# PROMPT
Restate exactly, and only, the lines from the one with "Convert this document image to plain text." through the end of the data, with both of those end lines kept. Drop any pictures.

# DATA IN THIS EXERCISE
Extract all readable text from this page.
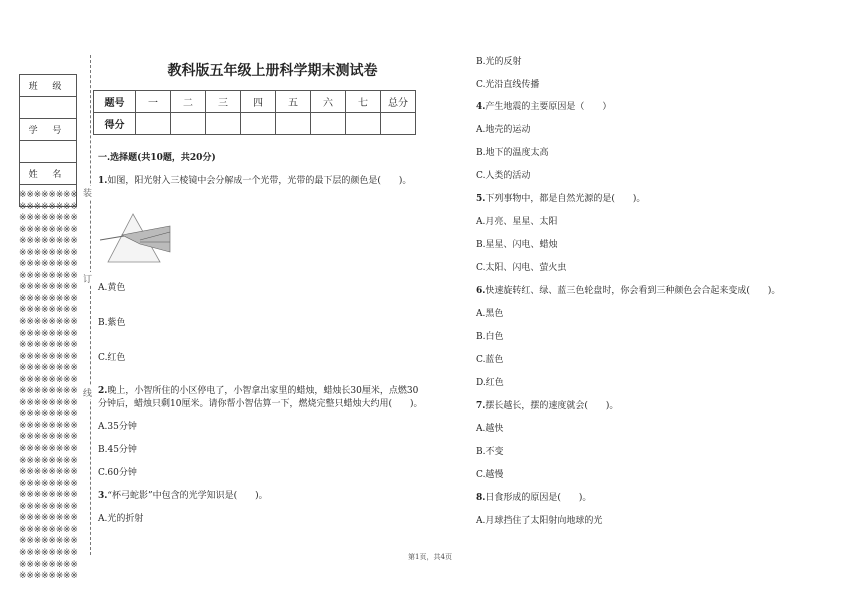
班 级

学 号

姓 名

※※※※※※※※
※※※※※※※※
※※※※※※※※
※※※※※※※※
※※※※※※※※
※※※※※※※※
※※※※※※※※
※※※※※※※※
※※※※※※※※
※※※※※※※※
※※※※※※※※
※※※※※※※※
※※※※※※※※
※※※※※※※※
※※※※※※※※
※※※※※※※※
※※※※※※※※
※※※※※※※※
※※※※※※※※
※※※※※※※※
※※※※※※※※
※※※※※※※※
※※※※※※※※
※※※※※※※※
※※※※※※※※
※※※※※※※※
※※※※※※※※
※※※※※※※※
※※※※※※※※
※※※※※※※※
※※※※※※※※
※※※※※※※※
※※※※※※※※
※※※※※※※※
装
订
线
教科版五年级上册科学期末测试卷
题号	一	二	三	四	五	六	七	总分
得分								
一.选择题(共10题，共20分)
1.如图，阳光射入三棱镜中会分解成一个光带，光带的最下层的颜色是(　　)。
A.黄色
B.紫色
C.红色
2.晚上，小智所住的小区停电了，小智拿出家里的蜡烛，蜡烛长30厘米，点燃30
分钟后，蜡烛只剩10厘米。请你帮小智估算一下，燃烧完整只蜡烛大约用(　　)。
A.35分钟
B.45分钟
C.60分钟
3.“杯弓蛇影”中包含的光学知识是(　　)。
A.光的折射
B.光的反射
C.光沿直线传播
4.产生地震的主要原因是（　　）
A.地壳的运动
B.地下的温度太高
C.人类的活动
5.下列事物中，都是自然光源的是(　　)。
A.月亮、星星、太阳
B.星星、闪电、蜡烛
C.太阳、闪电、萤火虫
6.快速旋转红、绿、蓝三色轮盘时，你会看到三种颜色会合起来变成(　　)。
A.黑色
B.白色
C.蓝色
D.红色
7.摆长越长，摆的速度就会(　　)。
A.越快
B.不变
C.越慢
8.日食形成的原因是(　　)。
A.月球挡住了太阳射向地球的光
第1页，共4页
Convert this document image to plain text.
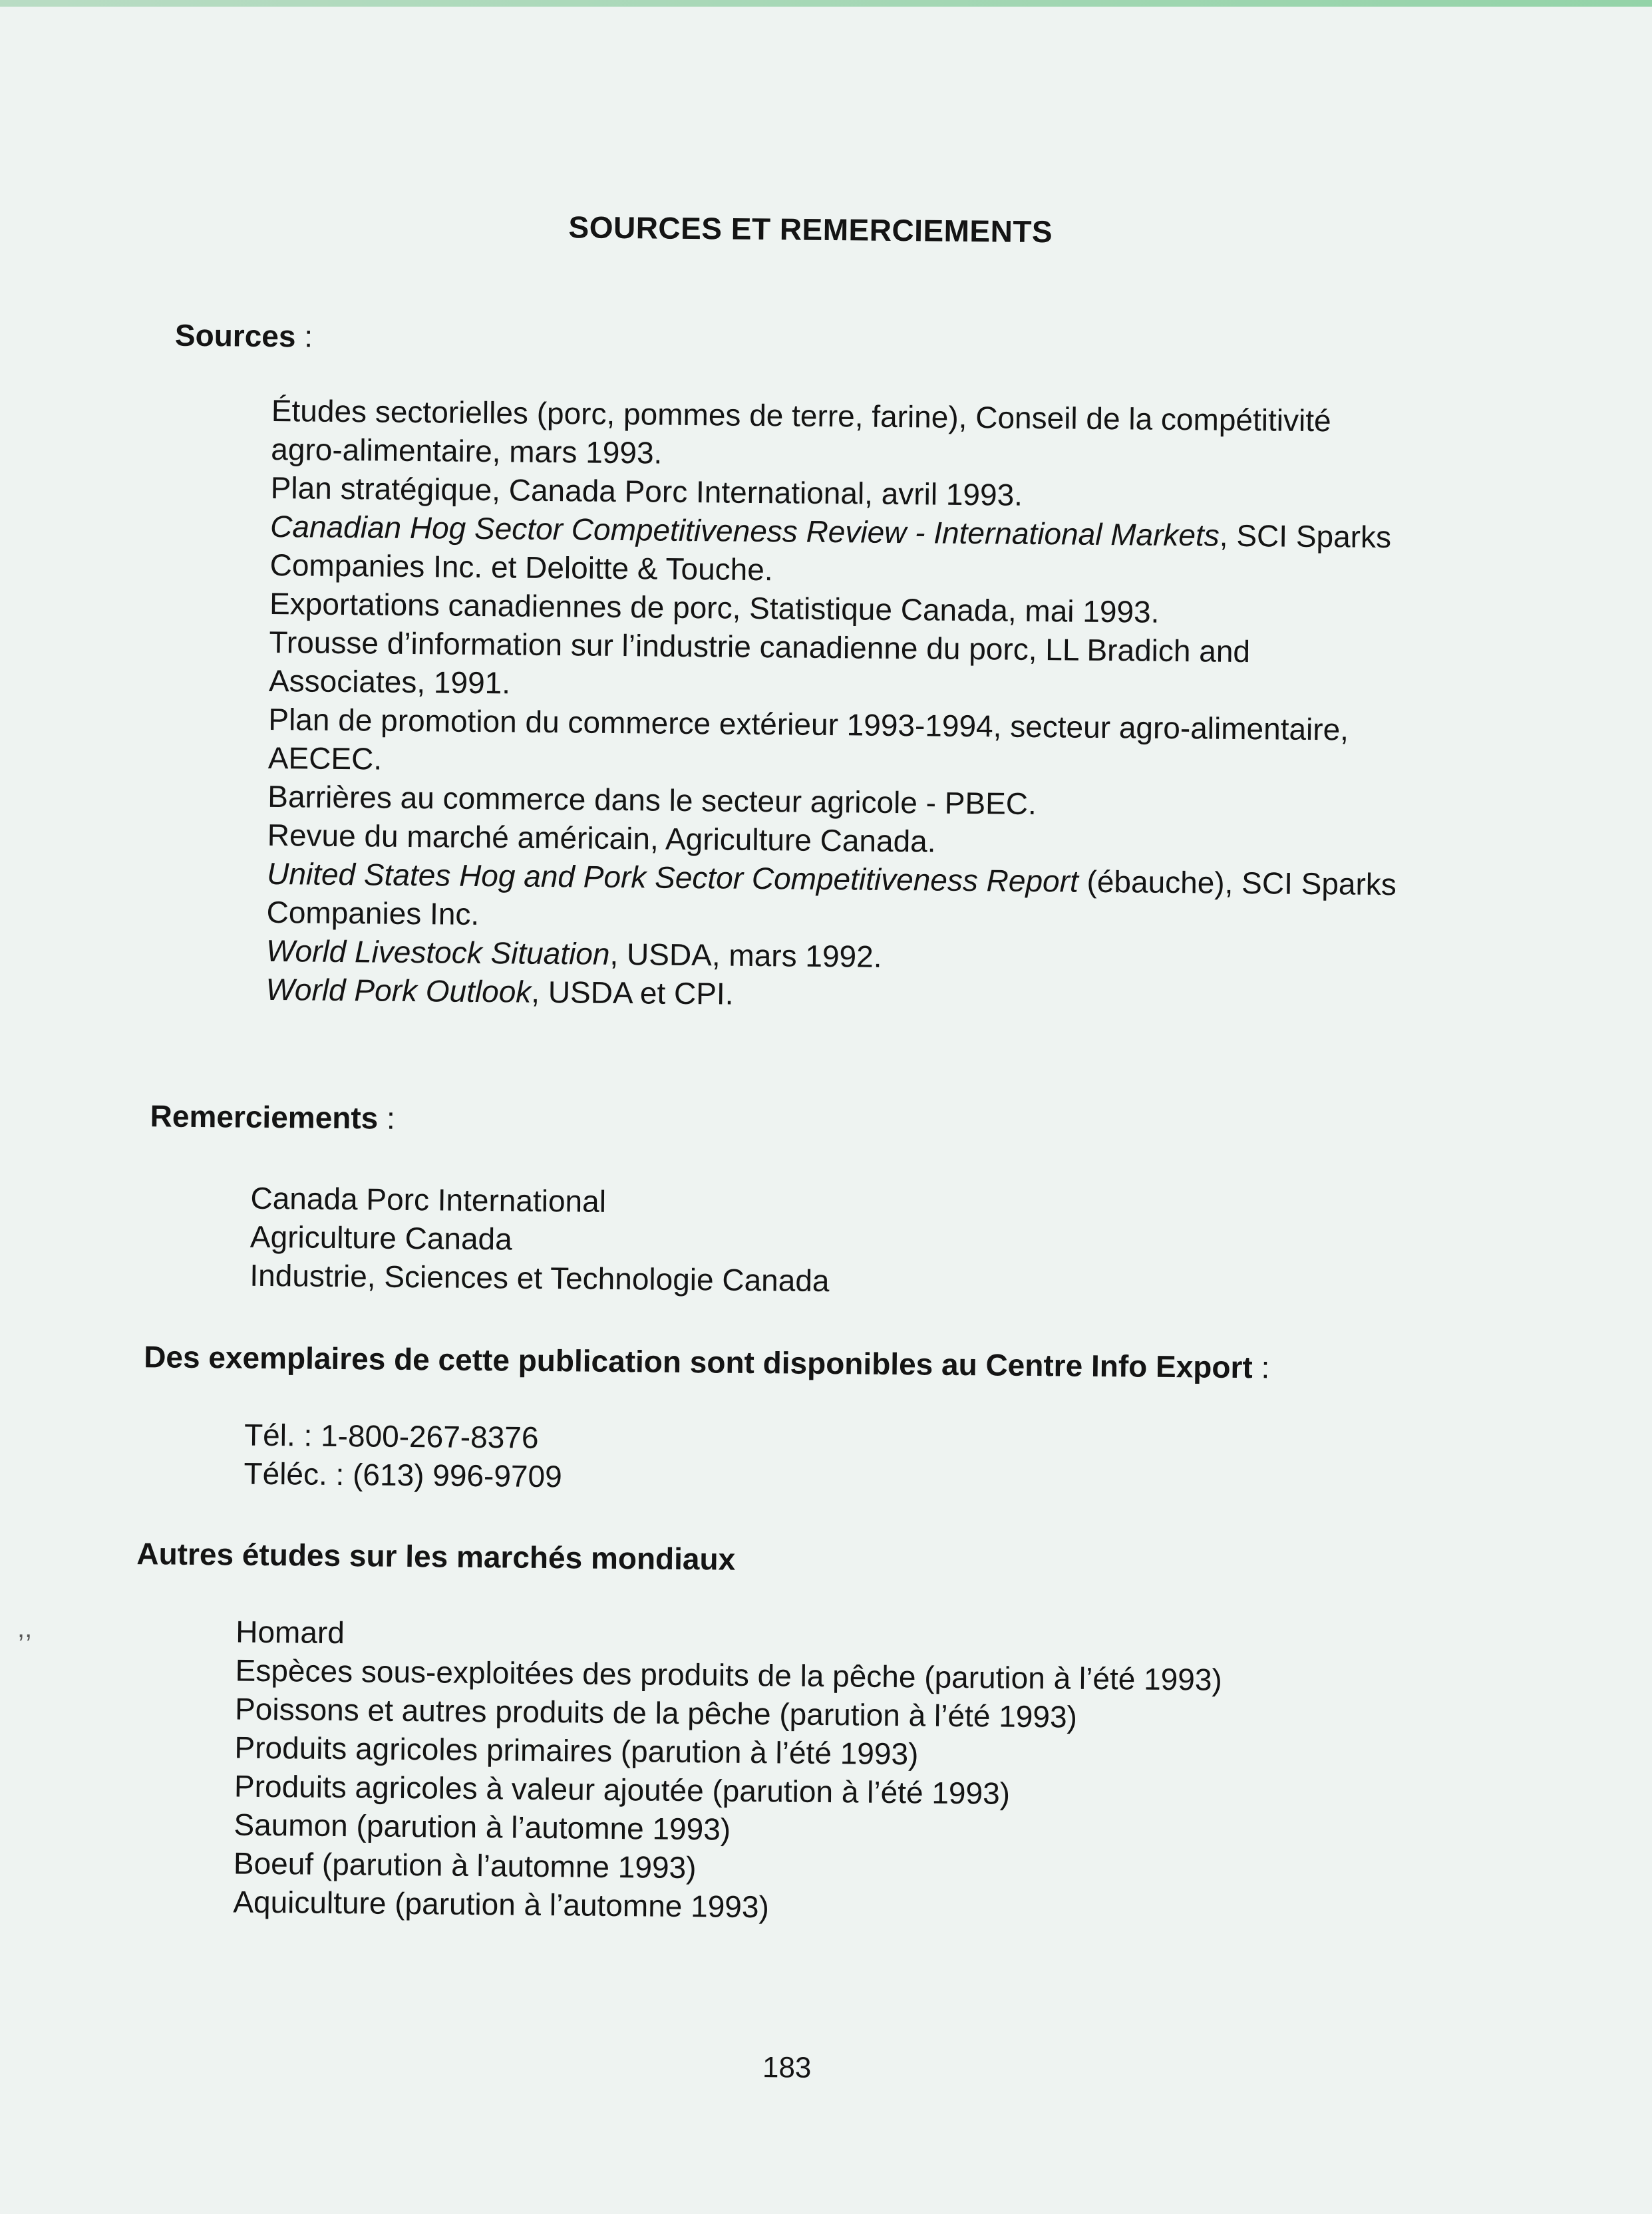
SOURCES ET REMERCIEMENTS
Sources :
Études sectorielles (porc, pommes de terre, farine), Conseil de la compétitivité
agro-alimentaire, mars 1993.
Plan stratégique, Canada Porc International, avril 1993.
Canadian Hog Sector Competitiveness Review - International Markets, SCI Sparks
Companies Inc. et Deloitte & Touche.
Exportations canadiennes de porc, Statistique Canada, mai 1993.
Trousse d’information sur l’industrie canadienne du porc, LL Bradich and
Associates, 1991.
Plan de promotion du commerce extérieur 1993-1994, secteur agro-alimentaire,
AECEC.
Barrières au commerce dans le secteur agricole - PBEC.
Revue du marché américain, Agriculture Canada.
United States Hog and Pork Sector Competitiveness Report (ébauche), SCI Sparks
Companies Inc.
World Livestock Situation, USDA, mars 1992.
World Pork Outlook, USDA et CPI.
Remerciements :
Canada Porc International
Agriculture Canada
Industrie, Sciences et Technologie Canada
Des exemplaires de cette publication sont disponibles au Centre Info Export :
Tél. : 1-800-267-8376
Téléc. : (613) 996-9709
Autres études sur les marchés mondiaux
Homard
Espèces sous-exploitées des produits de la pêche (parution à l’été 1993)
Poissons et autres produits de la pêche (parution à l’été 1993)
Produits agricoles primaires (parution à l’été 1993)
Produits agricoles à valeur ajoutée (parution à l’été 1993)
Saumon (parution à l’automne 1993)
Boeuf (parution à l’automne 1993)
Aquiculture (parution à l’automne 1993)
183
,,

# FULL SOLUTION
Convert this document image to plain text.
SOURCES ET REMERCIEMENTS
Sources :
Études sectorielles (porc, pommes de terre, farine), Conseil de la compétitivité
agro-alimentaire, mars 1993.
Plan stratégique, Canada Porc International, avril 1993.
Canadian Hog Sector Competitiveness Review - International Markets, SCI Sparks
Companies Inc. et Deloitte & Touche.
Exportations canadiennes de porc, Statistique Canada, mai 1993.
Trousse d’information sur l’industrie canadienne du porc, LL Bradich and
Associates, 1991.
Plan de promotion du commerce extérieur 1993-1994, secteur agro-alimentaire,
AECEC.
Barrières au commerce dans le secteur agricole - PBEC.
Revue du marché américain, Agriculture Canada.
United States Hog and Pork Sector Competitiveness Report (ébauche), SCI Sparks
Companies Inc.
World Livestock Situation, USDA, mars 1992.
World Pork Outlook, USDA et CPI.
Remerciements :
Canada Porc International
Agriculture Canada
Industrie, Sciences et Technologie Canada
Des exemplaires de cette publication sont disponibles au Centre Info Export :
Tél. : 1-800-267-8376
Téléc. : (613) 996-9709
Autres études sur les marchés mondiaux
Homard
Espèces sous-exploitées des produits de la pêche (parution à l’été 1993)
Poissons et autres produits de la pêche (parution à l’été 1993)
Produits agricoles primaires (parution à l’été 1993)
Produits agricoles à valeur ajoutée (parution à l’été 1993)
Saumon (parution à l’automne 1993)
Boeuf (parution à l’automne 1993)
Aquiculture (parution à l’automne 1993)
183
,,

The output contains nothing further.